WHAT YOU NEED TO DO:
Reproduce the entries below in full, word for word.

[Data items]
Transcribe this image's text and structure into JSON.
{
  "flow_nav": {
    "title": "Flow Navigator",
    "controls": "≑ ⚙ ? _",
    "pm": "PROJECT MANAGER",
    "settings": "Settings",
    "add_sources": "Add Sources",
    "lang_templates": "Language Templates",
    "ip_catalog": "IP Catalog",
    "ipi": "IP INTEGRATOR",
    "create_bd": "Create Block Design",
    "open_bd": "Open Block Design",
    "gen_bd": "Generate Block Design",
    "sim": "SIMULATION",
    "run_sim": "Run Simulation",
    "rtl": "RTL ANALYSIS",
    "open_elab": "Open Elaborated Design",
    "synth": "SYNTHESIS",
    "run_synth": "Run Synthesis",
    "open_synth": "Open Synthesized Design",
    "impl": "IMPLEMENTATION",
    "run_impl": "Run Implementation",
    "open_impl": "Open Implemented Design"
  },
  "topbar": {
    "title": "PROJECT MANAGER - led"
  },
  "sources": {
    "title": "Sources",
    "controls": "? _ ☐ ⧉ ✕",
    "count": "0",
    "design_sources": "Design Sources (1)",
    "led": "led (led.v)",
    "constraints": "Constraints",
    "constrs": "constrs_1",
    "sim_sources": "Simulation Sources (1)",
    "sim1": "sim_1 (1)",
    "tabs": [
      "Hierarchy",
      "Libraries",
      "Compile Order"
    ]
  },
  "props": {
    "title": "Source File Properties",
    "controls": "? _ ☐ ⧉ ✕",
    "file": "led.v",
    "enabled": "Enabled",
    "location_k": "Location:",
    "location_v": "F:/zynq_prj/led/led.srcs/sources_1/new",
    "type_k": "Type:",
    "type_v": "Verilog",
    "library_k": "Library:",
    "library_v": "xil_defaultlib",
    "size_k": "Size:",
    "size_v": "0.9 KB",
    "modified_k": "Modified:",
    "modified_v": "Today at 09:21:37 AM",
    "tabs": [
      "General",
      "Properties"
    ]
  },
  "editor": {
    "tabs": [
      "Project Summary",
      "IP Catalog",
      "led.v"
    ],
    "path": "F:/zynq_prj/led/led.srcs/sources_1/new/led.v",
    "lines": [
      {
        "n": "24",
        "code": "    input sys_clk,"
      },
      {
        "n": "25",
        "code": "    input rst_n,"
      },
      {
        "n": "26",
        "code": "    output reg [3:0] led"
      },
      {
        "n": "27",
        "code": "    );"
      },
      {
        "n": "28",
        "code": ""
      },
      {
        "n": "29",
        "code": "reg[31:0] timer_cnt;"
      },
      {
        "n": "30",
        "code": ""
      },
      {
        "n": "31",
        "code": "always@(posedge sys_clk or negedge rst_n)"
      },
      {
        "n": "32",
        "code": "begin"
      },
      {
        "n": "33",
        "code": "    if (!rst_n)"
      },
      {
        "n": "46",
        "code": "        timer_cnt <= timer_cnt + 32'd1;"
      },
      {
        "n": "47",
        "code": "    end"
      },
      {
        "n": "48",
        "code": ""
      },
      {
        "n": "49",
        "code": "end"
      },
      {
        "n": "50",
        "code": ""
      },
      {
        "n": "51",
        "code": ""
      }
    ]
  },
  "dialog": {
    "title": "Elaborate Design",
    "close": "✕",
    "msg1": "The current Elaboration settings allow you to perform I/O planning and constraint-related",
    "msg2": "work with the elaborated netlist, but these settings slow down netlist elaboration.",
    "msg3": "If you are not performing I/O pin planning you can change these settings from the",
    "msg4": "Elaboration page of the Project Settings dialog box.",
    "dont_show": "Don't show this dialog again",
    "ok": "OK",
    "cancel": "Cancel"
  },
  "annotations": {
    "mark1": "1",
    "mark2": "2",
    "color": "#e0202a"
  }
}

TASK SOLUTION:
Transcribe this image's text and structure into JSON.
{
  "flow_nav": {
    "title": "Flow Navigator",
    "controls": "≑ ⚙ ? _",
    "pm": "PROJECT MANAGER",
    "settings": "Settings",
    "add_sources": "Add Sources",
    "lang_templates": "Language Templates",
    "ip_catalog": "IP Catalog",
    "ipi": "IP INTEGRATOR",
    "create_bd": "Create Block Design",
    "open_bd": "Open Block Design",
    "gen_bd": "Generate Block Design",
    "sim": "SIMULATION",
    "run_sim": "Run Simulation",
    "rtl": "RTL ANALYSIS",
    "open_elab": "Open Elaborated Design",
    "synth": "SYNTHESIS",
    "run_synth": "Run Synthesis",
    "open_synth": "Open Synthesized Design",
    "impl": "IMPLEMENTATION",
    "run_impl": "Run Implementation",
    "open_impl": "Open Implemented Design"
  },
  "topbar": {
    "title": "PROJECT MANAGER - led"
  },
  "sources": {
    "title": "Sources",
    "controls": "? _ ☐ ⧉ ✕",
    "count": "0",
    "design_sources": "Design Sources (1)",
    "led": "led (led.v)",
    "constraints": "Constraints",
    "constrs": "constrs_1",
    "sim_sources": "Simulation Sources (1)",
    "sim1": "sim_1 (1)",
    "tabs": [
      "Hierarchy",
      "Libraries",
      "Compile Order"
    ]
  },
  "props": {
    "title": "Source File Properties",
    "controls": "? _ ☐ ⧉ ✕",
    "file": "led.v",
    "enabled": "Enabled",
    "location_k": "Location:",
    "location_v": "F:/zynq_prj/led/led.srcs/sources_1/new",
    "type_k": "Type:",
    "type_v": "Verilog",
    "library_k": "Library:",
    "library_v": "xil_defaultlib",
    "size_k": "Size:",
    "size_v": "0.9 KB",
    "modified_k": "Modified:",
    "modified_v": "Today at 09:21:37 AM",
    "tabs": [
      "General",
      "Properties"
    ]
  },
  "editor": {
    "tabs": [
      "Project Summary",
      "IP Catalog",
      "led.v"
    ],
    "path": "F:/zynq_prj/led/led.srcs/sources_1/new/led.v",
    "lines": [
      {
        "n": "24",
        "code": "    input sys_clk,"
      },
      {
        "n": "25",
        "code": "    input rst_n,"
      },
      {
        "n": "26",
        "code": "    output reg [3:0] led"
      },
      {
        "n": "27",
        "code": "    );"
      },
      {
        "n": "28",
        "code": ""
      },
      {
        "n": "29",
        "code": "reg[31:0] timer_cnt;"
      },
      {
        "n": "30",
        "code": ""
      },
      {
        "n": "31",
        "code": "always@(posedge sys_clk or negedge rst_n)"
      },
      {
        "n": "32",
        "code": "begin"
      },
      {
        "n": "33",
        "code": "    if (!rst_n)"
      },
      {
        "n": "46",
        "code": "        timer_cnt <= timer_cnt + 32'd1;"
      },
      {
        "n": "47",
        "code": "    end"
      },
      {
        "n": "48",
        "code": ""
      },
      {
        "n": "49",
        "code": "end"
      },
      {
        "n": "50",
        "code": ""
      },
      {
        "n": "51",
        "code": ""
      }
    ]
  },
  "dialog": {
    "title": "Elaborate Design",
    "close": "✕",
    "msg1": "The current Elaboration settings allow you to perform I/O planning and constraint-related",
    "msg2": "work with the elaborated netlist, but these settings slow down netlist elaboration.",
    "msg3": "If you are not performing I/O pin planning you can change these settings from the",
    "msg4": "Elaboration page of the Project Settings dialog box.",
    "dont_show": "Don't show this dialog again",
    "ok": "OK",
    "cancel": "Cancel"
  },
  "annotations": {
    "mark1": "1",
    "mark2": "2",
    "color": "#e0202a"
  }
}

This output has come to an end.